● STATED GOAL
Return all entries word for word, but drop any images.

Lines of data:
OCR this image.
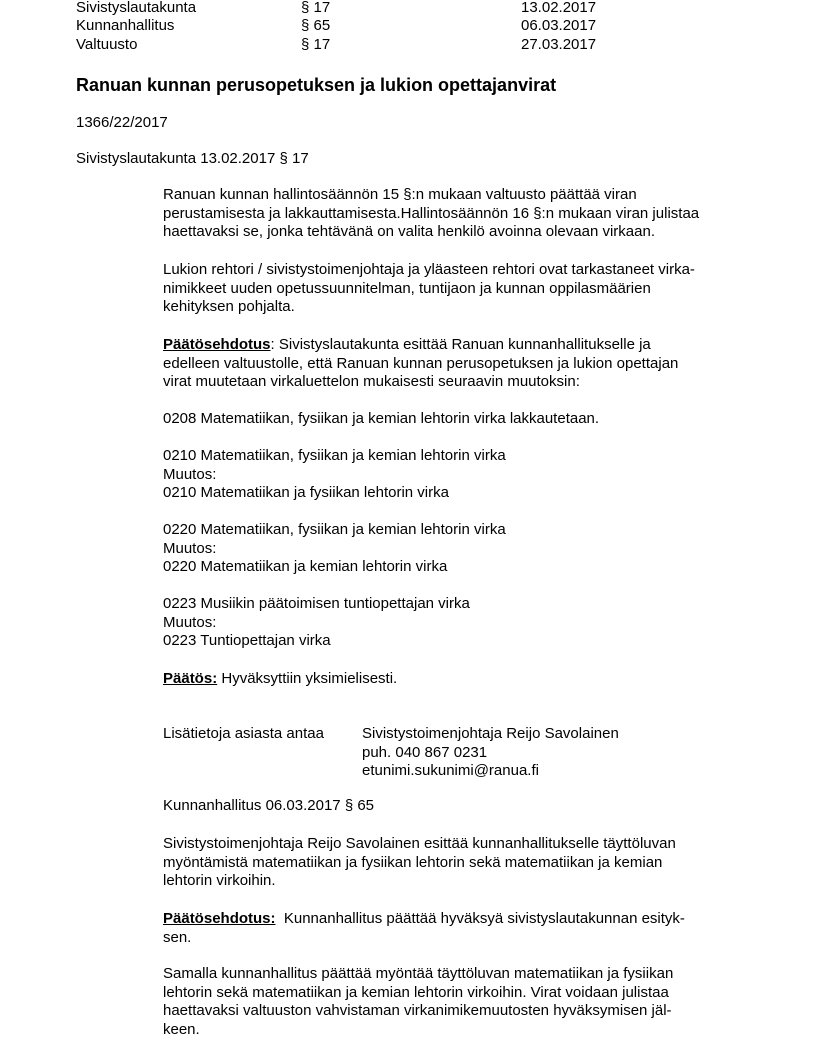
Sivistyslautakunta	§ 17	13.02.2017
Kunnanhallitus	§ 65	06.03.2017
Valtuusto	§ 17	27.03.2017
Ranuan kunnan perusopetuksen ja lukion opettajanvirat
1366/22/2017
Sivistyslautakunta 13.02.2017 § 17

Ranuan kunnan hallintosäännön 15 §:n mukaan valtuusto päättää viran

perustamisesta ja lakkauttamisesta.Hallintosäännön 16 §:n mukaan viran julistaa

haettavaksi se, jonka tehtävänä on valita henkilö avoinna olevaan virkaan.

Lukion rehtori / sivistystoimenjohtaja ja yläasteen rehtori ovat tarkastaneet virka-

nimikkeet uuden opetussuunnitelman, tuntijaon ja kunnan oppilasmäärien

kehityksen pohjalta.

Päätösehdotus: Sivistyslautakunta esittää Ranuan kunnanhallitukselle ja

edelleen valtuustolle, että Ranuan kunnan perusopetuksen ja lukion opettajan

virat muutetaan virkaluettelon mukaisesti seuraavin muutoksin:

0208 Matematiikan, fysiikan ja kemian lehtorin virka lakkautetaan.

0210 Matematiikan, fysiikan ja kemian lehtorin virka

Muutos:

0210 Matematiikan ja fysiikan lehtorin virka

0220 Matematiikan, fysiikan ja kemian lehtorin virka

Muutos:

0220 Matematiikan ja kemian lehtorin virka

0223 Musiikin päätoimisen tuntiopettajan virka

Muutos:

0223 Tuntiopettajan virka

Päätös: Hyväksyttiin yksimielisesti.

Lisätietoja asiasta antaa	Sivistystoimenjohtaja Reijo Savolainen

puh. 040 867 0231

etunimi.sukunimi@ranua.fi

Kunnanhallitus 06.03.2017 § 65

Sivistystoimenjohtaja Reijo Savolainen esittää kunnanhallitukselle täyttöluvan

myöntämistä matematiikan ja fysiikan lehtorin sekä matematiikan ja kemian

lehtorin virkoihin.

Päätösehdotus:  Kunnanhallitus päättää hyväksyä sivistyslautakunnan esityk-

sen.

Samalla kunnanhallitus päättää myöntää täyttöluvan matematiikan ja fysiikan

lehtorin sekä matematiikan ja kemian lehtorin virkoihin. Virat voidaan julistaa

haettavaksi valtuuston vahvistaman virkanimikemuutosten hyväksymisen jäl-

keen.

● THE OUTPUT
OCR this image.
Sivistyslautakunta	§ 17	13.02.2017
Kunnanhallitus	§ 65	06.03.2017
Valtuusto	§ 17	27.03.2017
Ranuan kunnan perusopetuksen ja lukion opettajanvirat
1366/22/2017
Sivistyslautakunta 13.02.2017 § 17

Ranuan kunnan hallintosäännön 15 §:n mukaan valtuusto päättää viran

perustamisesta ja lakkauttamisesta.Hallintosäännön 16 §:n mukaan viran julistaa

haettavaksi se, jonka tehtävänä on valita henkilö avoinna olevaan virkaan.

Lukion rehtori / sivistystoimenjohtaja ja yläasteen rehtori ovat tarkastaneet virka-

nimikkeet uuden opetussuunnitelman, tuntijaon ja kunnan oppilasmäärien

kehityksen pohjalta.

Päätösehdotus: Sivistyslautakunta esittää Ranuan kunnanhallitukselle ja

edelleen valtuustolle, että Ranuan kunnan perusopetuksen ja lukion opettajan

virat muutetaan virkaluettelon mukaisesti seuraavin muutoksin:

0208 Matematiikan, fysiikan ja kemian lehtorin virka lakkautetaan.

0210 Matematiikan, fysiikan ja kemian lehtorin virka

Muutos:

0210 Matematiikan ja fysiikan lehtorin virka

0220 Matematiikan, fysiikan ja kemian lehtorin virka

Muutos:

0220 Matematiikan ja kemian lehtorin virka

0223 Musiikin päätoimisen tuntiopettajan virka

Muutos:

0223 Tuntiopettajan virka

Päätös: Hyväksyttiin yksimielisesti.

Lisätietoja asiasta antaa	Sivistystoimenjohtaja Reijo Savolainen

puh. 040 867 0231

etunimi.sukunimi@ranua.fi

Kunnanhallitus 06.03.2017 § 65

Sivistystoimenjohtaja Reijo Savolainen esittää kunnanhallitukselle täyttöluvan

myöntämistä matematiikan ja fysiikan lehtorin sekä matematiikan ja kemian

lehtorin virkoihin.

Päätösehdotus:  Kunnanhallitus päättää hyväksyä sivistyslautakunnan esityk-

sen.

Samalla kunnanhallitus päättää myöntää täyttöluvan matematiikan ja fysiikan

lehtorin sekä matematiikan ja kemian lehtorin virkoihin. Virat voidaan julistaa

haettavaksi valtuuston vahvistaman virkanimikemuutosten hyväksymisen jäl-

keen.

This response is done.